_GIVEN PROBLEM_
Can you give all the records again without altering a single character?

================================

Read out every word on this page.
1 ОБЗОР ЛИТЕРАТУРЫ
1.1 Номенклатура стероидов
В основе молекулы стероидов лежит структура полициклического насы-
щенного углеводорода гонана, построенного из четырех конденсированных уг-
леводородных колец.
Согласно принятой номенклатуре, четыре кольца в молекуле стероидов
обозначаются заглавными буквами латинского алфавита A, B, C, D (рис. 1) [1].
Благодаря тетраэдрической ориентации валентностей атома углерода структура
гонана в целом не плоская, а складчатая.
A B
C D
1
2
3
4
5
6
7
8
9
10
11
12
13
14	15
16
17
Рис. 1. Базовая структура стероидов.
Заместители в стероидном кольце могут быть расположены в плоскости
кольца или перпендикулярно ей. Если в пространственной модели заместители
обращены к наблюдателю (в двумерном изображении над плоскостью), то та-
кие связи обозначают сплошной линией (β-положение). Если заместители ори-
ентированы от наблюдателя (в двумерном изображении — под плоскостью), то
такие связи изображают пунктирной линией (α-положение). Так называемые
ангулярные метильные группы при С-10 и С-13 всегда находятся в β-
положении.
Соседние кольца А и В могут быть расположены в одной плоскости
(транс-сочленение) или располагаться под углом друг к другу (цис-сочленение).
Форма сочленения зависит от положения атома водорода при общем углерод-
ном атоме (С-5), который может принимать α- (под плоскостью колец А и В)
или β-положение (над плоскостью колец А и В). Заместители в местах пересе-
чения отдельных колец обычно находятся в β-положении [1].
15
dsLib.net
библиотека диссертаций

================================

_THE SOLUTION_
Read out every word on this page.
1 ОБЗОР ЛИТЕРАТУРЫ
1.1 Номенклатура стероидов
В основе молекулы стероидов лежит структура полициклического насы-
щенного углеводорода гонана, построенного из четырех конденсированных уг-
леводородных колец.
Согласно принятой номенклатуре, четыре кольца в молекуле стероидов
обозначаются заглавными буквами латинского алфавита A, B, C, D (рис. 1) [1].
Благодаря тетраэдрической ориентации валентностей атома углерода структура
гонана в целом не плоская, а складчатая.
A B
C D
1
2
3
4
5
6
7
8
9
10
11
12
13
14	15
16
17
Рис. 1. Базовая структура стероидов.
Заместители в стероидном кольце могут быть расположены в плоскости
кольца или перпендикулярно ей. Если в пространственной модели заместители
обращены к наблюдателю (в двумерном изображении над плоскостью), то та-
кие связи обозначают сплошной линией (β-положение). Если заместители ори-
ентированы от наблюдателя (в двумерном изображении — под плоскостью), то
такие связи изображают пунктирной линией (α-положение). Так называемые
ангулярные метильные группы при С-10 и С-13 всегда находятся в β-
положении.
Соседние кольца А и В могут быть расположены в одной плоскости
(транс-сочленение) или располагаться под углом друг к другу (цис-сочленение).
Форма сочленения зависит от положения атома водорода при общем углерод-
ном атоме (С-5), который может принимать α- (под плоскостью колец А и В)
или β-положение (над плоскостью колец А и В). Заместители в местах пересе-
чения отдельных колец обычно находятся в β-положении [1].
15
dsLib.net
библиотека диссертаций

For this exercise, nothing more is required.